Short task:
Which lines have the string "پشتیبانی"? Copy all of them from the entries below.

** Start of Records shown **

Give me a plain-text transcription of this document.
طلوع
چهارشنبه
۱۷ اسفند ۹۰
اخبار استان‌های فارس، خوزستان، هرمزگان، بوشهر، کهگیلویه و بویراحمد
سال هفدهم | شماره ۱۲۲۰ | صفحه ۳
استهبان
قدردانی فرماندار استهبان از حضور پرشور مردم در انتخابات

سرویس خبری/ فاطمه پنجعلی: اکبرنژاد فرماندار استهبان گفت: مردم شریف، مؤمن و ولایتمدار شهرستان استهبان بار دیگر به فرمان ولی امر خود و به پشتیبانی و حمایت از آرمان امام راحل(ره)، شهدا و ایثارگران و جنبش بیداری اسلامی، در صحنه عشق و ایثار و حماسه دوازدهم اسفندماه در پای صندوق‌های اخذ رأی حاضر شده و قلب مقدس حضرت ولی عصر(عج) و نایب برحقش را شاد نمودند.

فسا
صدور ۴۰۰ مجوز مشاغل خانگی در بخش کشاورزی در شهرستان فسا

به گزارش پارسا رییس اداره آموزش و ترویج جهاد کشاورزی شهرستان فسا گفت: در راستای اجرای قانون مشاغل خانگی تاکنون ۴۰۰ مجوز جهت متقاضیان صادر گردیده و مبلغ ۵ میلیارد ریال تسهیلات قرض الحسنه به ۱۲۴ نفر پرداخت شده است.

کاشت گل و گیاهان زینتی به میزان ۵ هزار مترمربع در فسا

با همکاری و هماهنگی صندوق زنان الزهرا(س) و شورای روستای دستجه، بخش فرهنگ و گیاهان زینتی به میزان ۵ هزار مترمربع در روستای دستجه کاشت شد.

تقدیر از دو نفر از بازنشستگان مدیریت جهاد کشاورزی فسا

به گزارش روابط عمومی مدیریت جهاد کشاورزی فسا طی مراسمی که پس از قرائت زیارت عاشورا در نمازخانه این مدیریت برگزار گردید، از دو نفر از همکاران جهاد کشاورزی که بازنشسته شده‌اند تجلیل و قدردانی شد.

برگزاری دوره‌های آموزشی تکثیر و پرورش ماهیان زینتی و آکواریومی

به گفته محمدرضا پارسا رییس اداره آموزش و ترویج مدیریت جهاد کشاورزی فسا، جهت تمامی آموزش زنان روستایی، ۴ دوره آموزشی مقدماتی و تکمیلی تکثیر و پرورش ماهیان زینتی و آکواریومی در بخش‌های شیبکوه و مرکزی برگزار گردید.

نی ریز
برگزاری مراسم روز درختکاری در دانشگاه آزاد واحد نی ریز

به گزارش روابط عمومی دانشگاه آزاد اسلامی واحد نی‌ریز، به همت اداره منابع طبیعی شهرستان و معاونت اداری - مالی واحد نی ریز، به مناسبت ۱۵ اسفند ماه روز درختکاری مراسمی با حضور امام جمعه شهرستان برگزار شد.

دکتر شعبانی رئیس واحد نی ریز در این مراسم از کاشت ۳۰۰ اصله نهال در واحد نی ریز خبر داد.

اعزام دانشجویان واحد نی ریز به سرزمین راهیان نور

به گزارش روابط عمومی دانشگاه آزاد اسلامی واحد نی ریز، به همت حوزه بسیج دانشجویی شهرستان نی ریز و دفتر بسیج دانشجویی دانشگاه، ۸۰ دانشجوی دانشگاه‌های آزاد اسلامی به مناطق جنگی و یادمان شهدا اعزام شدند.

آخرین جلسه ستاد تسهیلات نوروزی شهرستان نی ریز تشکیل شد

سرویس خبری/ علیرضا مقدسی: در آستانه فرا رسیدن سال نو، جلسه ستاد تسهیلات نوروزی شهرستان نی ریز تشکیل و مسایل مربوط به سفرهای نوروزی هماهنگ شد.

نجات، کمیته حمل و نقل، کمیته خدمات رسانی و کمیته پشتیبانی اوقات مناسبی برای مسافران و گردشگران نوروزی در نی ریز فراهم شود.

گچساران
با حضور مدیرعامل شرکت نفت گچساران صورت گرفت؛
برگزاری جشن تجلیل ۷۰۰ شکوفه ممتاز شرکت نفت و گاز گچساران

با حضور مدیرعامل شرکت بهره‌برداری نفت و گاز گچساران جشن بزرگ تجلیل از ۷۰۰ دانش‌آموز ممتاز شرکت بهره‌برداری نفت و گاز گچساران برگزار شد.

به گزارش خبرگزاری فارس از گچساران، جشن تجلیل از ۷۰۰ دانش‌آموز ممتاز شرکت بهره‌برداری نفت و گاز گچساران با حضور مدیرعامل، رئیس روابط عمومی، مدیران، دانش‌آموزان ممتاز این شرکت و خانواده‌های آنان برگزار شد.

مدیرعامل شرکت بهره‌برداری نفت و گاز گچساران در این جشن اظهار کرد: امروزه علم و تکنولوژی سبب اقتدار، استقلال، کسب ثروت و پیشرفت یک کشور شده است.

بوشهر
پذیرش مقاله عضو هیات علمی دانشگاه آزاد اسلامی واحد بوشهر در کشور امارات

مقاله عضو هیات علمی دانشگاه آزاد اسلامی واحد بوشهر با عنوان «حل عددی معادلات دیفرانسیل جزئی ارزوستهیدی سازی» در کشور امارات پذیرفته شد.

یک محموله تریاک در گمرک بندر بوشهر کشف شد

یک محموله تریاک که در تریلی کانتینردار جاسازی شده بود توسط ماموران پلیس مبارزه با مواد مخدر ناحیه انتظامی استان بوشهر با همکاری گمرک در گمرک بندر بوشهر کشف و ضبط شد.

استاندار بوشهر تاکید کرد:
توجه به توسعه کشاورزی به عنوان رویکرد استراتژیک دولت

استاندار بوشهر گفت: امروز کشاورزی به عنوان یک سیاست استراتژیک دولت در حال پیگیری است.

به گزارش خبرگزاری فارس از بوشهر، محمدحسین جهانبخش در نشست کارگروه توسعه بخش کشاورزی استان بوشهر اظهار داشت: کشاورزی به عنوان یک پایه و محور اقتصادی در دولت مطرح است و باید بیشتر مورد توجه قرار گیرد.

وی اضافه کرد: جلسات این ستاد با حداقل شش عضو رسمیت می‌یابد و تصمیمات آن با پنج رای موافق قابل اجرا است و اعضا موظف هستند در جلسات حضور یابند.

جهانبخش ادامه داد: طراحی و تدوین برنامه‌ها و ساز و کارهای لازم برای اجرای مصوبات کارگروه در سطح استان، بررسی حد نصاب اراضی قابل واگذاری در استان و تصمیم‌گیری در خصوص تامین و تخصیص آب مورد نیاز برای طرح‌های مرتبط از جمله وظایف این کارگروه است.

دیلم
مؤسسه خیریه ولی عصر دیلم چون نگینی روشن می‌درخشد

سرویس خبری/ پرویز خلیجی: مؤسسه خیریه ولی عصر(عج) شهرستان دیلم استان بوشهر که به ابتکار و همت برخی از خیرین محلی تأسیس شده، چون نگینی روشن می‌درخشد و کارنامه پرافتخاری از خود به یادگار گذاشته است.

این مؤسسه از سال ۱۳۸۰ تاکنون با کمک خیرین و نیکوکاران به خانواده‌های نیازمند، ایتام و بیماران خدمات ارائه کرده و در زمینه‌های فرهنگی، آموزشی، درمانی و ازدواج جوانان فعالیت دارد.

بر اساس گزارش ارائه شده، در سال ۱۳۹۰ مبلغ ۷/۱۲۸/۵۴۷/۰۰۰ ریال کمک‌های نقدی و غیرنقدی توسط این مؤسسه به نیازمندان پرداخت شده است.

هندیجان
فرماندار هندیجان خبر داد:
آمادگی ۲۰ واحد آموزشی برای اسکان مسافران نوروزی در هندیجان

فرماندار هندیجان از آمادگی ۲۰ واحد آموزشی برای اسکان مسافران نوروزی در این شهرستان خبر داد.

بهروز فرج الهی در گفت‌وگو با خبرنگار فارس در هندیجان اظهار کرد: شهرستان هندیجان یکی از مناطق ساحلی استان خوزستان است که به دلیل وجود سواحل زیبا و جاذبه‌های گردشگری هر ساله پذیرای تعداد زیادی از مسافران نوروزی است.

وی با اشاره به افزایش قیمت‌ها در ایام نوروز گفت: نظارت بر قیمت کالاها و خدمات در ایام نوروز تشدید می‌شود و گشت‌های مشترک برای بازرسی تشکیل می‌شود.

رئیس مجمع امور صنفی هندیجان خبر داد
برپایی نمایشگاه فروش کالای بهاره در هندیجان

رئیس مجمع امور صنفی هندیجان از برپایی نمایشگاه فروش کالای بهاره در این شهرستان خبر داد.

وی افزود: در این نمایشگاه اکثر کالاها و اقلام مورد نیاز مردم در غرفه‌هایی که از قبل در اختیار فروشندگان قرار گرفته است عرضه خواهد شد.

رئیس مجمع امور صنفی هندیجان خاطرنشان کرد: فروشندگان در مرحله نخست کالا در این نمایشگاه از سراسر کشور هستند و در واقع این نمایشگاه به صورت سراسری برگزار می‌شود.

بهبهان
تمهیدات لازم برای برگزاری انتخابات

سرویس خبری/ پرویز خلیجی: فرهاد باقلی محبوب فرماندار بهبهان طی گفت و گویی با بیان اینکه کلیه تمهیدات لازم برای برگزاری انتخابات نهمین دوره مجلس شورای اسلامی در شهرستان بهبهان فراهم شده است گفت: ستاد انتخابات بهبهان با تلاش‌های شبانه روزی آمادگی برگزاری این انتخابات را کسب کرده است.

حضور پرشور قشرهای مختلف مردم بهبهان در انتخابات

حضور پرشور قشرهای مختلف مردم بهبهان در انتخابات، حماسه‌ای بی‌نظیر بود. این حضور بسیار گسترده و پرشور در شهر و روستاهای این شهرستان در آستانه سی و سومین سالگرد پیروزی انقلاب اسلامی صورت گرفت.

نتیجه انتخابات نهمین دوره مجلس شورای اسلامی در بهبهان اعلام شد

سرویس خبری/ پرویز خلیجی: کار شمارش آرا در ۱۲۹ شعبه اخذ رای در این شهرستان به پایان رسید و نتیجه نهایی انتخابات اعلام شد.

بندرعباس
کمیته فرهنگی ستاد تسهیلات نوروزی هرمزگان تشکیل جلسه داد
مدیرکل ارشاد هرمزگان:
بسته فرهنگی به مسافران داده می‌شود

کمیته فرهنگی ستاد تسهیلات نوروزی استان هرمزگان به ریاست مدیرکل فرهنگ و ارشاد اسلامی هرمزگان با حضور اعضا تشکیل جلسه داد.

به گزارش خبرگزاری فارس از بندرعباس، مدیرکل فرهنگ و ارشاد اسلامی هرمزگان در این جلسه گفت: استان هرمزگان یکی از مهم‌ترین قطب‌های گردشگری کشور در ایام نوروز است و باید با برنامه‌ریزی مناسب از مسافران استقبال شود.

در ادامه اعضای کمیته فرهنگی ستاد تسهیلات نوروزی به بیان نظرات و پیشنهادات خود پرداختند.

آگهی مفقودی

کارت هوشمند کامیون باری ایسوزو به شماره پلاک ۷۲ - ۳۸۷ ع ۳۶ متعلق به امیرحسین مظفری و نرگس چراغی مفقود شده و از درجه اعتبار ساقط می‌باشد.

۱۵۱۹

** End of Records shown **

Written response:
سرویس خبری/ فاطمه پنجعلی: اکبرنژاد فرماندار استهبان گفت: مردم شریف، مؤمن و ولایتمدار شهرستان استهبان بار دیگر به فرمان ولی امر خود و به پشتیبانی و حمایت از آرمان امام راحل(ره)، شهدا و ایثارگران و جنبش بیداری اسلامی، در صحنه عشق و ایثار و حماسه دوازدهم اسفندماه در پای صندوق‌های اخذ رأی حاضر شده و قلب مقدس حضرت ولی عصر(عج) و نایب برحقش را شاد نمودند.
نجات، کمیته حمل و نقل، کمیته خدمات رسانی و کمیته پشتیبانی اوقات مناسبی برای مسافران و گردشگران نوروزی در نی ریز فراهم شود.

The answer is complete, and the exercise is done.